What the task asks: Copy exactly the last part of the entries, starting from the line with "Decode this image" and including the final line.
-=-=-
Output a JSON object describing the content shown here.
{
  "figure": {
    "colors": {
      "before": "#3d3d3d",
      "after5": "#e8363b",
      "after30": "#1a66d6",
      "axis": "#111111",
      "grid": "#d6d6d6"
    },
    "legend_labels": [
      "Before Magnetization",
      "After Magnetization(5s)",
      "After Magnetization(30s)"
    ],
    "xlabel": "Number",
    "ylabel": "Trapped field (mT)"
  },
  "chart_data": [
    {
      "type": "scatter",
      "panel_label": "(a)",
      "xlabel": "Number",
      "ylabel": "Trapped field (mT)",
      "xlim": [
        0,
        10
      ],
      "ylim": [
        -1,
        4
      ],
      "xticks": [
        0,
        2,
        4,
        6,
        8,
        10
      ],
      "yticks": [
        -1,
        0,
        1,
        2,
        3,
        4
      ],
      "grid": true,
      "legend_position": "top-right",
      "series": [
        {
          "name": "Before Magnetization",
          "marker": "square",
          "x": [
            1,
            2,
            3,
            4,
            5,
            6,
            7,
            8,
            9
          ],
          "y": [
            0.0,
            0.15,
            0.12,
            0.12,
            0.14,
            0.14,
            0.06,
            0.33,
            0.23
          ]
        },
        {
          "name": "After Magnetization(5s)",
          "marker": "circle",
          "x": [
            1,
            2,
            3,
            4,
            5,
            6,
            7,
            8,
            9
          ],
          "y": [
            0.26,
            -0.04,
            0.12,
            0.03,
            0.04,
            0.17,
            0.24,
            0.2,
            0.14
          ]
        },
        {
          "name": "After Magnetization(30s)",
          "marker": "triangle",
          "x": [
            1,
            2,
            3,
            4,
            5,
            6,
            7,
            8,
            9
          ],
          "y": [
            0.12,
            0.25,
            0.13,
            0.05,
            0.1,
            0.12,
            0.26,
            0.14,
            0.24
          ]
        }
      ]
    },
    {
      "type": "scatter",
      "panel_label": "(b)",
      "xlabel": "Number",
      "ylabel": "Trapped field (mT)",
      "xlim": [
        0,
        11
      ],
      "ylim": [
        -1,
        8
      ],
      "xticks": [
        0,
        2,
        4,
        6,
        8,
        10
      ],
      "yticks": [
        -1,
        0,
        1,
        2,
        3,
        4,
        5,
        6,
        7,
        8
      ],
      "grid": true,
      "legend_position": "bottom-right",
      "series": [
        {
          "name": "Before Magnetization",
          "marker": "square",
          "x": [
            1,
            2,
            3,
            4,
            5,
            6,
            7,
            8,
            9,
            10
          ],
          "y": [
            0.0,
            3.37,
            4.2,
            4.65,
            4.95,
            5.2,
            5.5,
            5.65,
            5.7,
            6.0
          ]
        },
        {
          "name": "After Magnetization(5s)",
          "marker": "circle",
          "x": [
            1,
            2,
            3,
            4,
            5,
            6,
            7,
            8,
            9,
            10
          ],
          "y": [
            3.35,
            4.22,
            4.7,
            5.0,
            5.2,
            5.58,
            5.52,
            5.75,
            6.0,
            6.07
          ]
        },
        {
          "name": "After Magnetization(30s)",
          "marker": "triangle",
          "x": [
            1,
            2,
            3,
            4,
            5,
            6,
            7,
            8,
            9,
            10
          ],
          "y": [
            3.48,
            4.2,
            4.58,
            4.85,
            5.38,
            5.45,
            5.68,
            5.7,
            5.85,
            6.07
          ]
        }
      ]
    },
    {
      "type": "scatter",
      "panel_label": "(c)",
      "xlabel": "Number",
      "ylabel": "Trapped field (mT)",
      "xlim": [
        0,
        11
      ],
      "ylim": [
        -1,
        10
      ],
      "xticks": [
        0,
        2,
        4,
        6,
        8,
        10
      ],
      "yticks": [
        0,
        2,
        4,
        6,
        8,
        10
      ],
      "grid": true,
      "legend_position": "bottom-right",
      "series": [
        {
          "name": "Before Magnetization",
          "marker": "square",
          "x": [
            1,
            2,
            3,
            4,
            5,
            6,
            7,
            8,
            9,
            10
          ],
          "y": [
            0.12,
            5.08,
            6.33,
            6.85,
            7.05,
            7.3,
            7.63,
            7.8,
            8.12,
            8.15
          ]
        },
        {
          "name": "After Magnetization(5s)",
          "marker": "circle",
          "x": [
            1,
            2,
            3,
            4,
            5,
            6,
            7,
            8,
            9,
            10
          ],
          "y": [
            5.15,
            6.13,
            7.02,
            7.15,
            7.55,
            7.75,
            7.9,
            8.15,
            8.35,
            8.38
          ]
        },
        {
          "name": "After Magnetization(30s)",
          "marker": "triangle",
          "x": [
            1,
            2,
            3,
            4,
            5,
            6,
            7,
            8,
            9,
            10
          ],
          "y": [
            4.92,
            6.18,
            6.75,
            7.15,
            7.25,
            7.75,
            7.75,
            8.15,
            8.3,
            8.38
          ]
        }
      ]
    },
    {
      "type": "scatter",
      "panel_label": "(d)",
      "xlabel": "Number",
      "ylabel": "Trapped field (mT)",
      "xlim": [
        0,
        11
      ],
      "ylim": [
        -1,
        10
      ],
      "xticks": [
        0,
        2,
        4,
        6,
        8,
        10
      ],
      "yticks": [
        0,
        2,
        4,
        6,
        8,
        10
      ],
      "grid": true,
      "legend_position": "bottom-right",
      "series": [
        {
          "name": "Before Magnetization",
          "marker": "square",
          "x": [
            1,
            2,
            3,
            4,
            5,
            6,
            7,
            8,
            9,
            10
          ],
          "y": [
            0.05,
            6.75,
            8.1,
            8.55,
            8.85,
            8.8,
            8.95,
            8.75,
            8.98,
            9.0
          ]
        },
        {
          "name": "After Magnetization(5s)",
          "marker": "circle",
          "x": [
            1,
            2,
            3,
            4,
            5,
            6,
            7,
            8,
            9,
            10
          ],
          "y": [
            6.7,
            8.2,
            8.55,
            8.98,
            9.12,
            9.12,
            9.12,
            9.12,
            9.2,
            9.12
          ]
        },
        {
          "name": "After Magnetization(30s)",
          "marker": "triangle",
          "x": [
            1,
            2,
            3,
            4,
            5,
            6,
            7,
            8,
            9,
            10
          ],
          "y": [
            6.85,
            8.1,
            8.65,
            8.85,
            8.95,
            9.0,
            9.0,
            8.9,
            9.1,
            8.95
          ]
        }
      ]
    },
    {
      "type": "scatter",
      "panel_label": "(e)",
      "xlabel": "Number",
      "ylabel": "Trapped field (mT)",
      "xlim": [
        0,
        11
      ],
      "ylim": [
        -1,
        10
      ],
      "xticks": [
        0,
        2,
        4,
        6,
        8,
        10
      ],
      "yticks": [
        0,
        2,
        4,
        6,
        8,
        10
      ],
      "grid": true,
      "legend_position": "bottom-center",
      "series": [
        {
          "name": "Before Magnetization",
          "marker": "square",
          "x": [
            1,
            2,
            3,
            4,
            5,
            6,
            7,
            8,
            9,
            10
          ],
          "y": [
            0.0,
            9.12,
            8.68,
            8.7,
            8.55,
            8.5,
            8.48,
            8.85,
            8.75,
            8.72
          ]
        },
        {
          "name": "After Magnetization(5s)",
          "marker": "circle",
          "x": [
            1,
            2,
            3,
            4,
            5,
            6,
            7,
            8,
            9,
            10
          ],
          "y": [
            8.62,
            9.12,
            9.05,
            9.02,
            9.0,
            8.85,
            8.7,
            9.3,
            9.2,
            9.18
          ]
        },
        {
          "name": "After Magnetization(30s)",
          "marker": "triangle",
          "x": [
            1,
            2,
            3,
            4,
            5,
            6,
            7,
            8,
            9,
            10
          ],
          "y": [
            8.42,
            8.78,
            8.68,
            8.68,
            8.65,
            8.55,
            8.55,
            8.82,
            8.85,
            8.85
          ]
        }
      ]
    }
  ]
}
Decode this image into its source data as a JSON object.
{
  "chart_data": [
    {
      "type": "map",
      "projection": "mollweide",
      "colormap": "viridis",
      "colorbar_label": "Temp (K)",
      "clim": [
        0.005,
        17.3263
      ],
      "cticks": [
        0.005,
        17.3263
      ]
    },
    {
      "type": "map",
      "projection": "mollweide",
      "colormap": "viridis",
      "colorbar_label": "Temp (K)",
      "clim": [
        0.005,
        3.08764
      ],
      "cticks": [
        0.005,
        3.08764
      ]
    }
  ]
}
-=-=-
Answer for this exercise:
Decode this image into its source data as a JSON object.
{
  "chart_data": [
    {
      "type": "map",
      "projection": "mollweide",
      "colormap": "viridis",
      "colorbar_label": "Temp (K)",
      "clim": [
        0.005,
        17.3263
      ],
      "cticks": [
        0.005,
        17.3263
      ]
    },
    {
      "type": "map",
      "projection": "mollweide",
      "colormap": "viridis",
      "colorbar_label": "Temp (K)",
      "clim": [
        0.005,
        3.08764
      ],
      "cticks": [
        0.005,
        3.08764
      ]
    }
  ]
}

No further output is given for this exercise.